Further deformation of the sample to strain level ε_z3 = 1.10 was accompanied by a high accumulation of microcracks, which occurred due to the mechanism of decohesion at ferrite grain interfaces or due to the radial expansion of microvoids previously generated at ferrite/pearlite interfaces. Previously formed microvoids, regardless of the nucleation mechanism, propagated rapidly, and a fracture mechanism of microvoid coalescence was observed. As a result of the coalescence of microvoids, small linear cracks (microcracks) were formed. Figure 9a shows a microcrack developed along the ferrite–pearlite colony interface with a tendency to propagate further into the ferrite base. The density of the microcracks in pearlite colonies also increased. These damages were manifested in the form of multiple fractures of the cementite lamellae (Figure 9b), regardless of their original orientation. The fractured parts of the lamellae were about 1 μm. A representative SEM image showing the level of microstructure degradation for ε_z3 = 1.10 is shown in Figure 9c.

During the next (final) upsetting stage, a crack appeared on the outer surface of the sample at the strain ε_z4 = 1.59 (this value was adopted as the plastic-limit strain), which means that the microcavity reached a critical volume in terms of the material workability. At this level of deformation, the cementite lamellae were highly crushed (Figure 10a) and therefore, in some regions, were transformed into submicroscopic particles of size below 1 μm. The damages in the ferrite were most noticeable along the grain boundaries, due to the growth and coalescence of microcracks formed in the previous forming stages. In the final forming stage, the length of microcracks varied from several tens of μm inside the sample up to macroscopic proportions on the outer surface. Figure 10b shows a microcrack generated in the equatorial plane in the vicinity of the central line of the sample (Section II in Figure 2). It can be seen that the coalescence of microcavities was not completed at some parts of the ferrite grain boundaries (marked as D in Figure 10b). The intensive flow of material in the radial direction affected the increase in the density and size of microcracks. The level of microstructural damage at a distance of 4 mm from the free surface of the sample is shown in Figure 10c. The presence of a large number of microcracks was observed, mostly propagating along the boundaries of the ferrite grains. Their average length was about 25 μm (maximum identified value was 40 μm), which is significantly larger than the length of the microcracks located in the central area of the sample and considerably larger than the microcracks from previous forming stages.

The effect of the coalescence of microcavities was most visible in the region close to the outer surface of the sample, as expected. Figure 11 shows the coalescence of two large microcracks (marked as E) at a distance of 1.5 mm from the free surface, propagating normally to the upsetting direction. This led to the formation of a central crack of macroscopic size at the free surface of the sample (Figure 12).

◇ ◇ ◇ ◇

**Task details:** Can you quote the passage on microcracks in the upset steel sample, everything from "The effect of" down to "sample (Figure 12)."? The material that comes next has no role here.

**Dataset section:**

◇ ◇ ◇ ◇

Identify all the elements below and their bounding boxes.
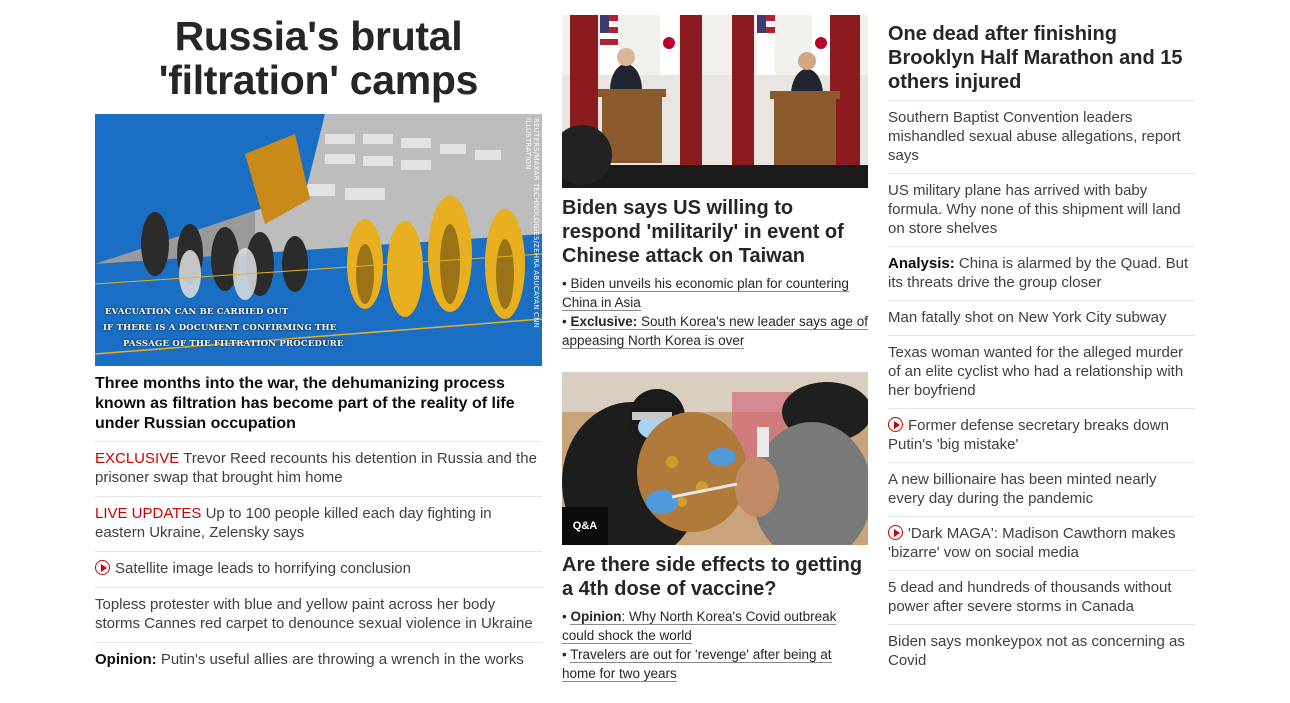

◇ ◇ ◇ ◇

**Written solution:**
The effect of the coalescence of microcavities was most visible in the region close to the outer surface of the sample, as expected. Figure 11 shows the coalescence of two large microcracks (marked as E) at a distance of 1.5 mm from the free surface, propagating normally to the upsetting direction. This led to the formation of a central crack of macroscopic size at the free surface of the sample (Figure 12).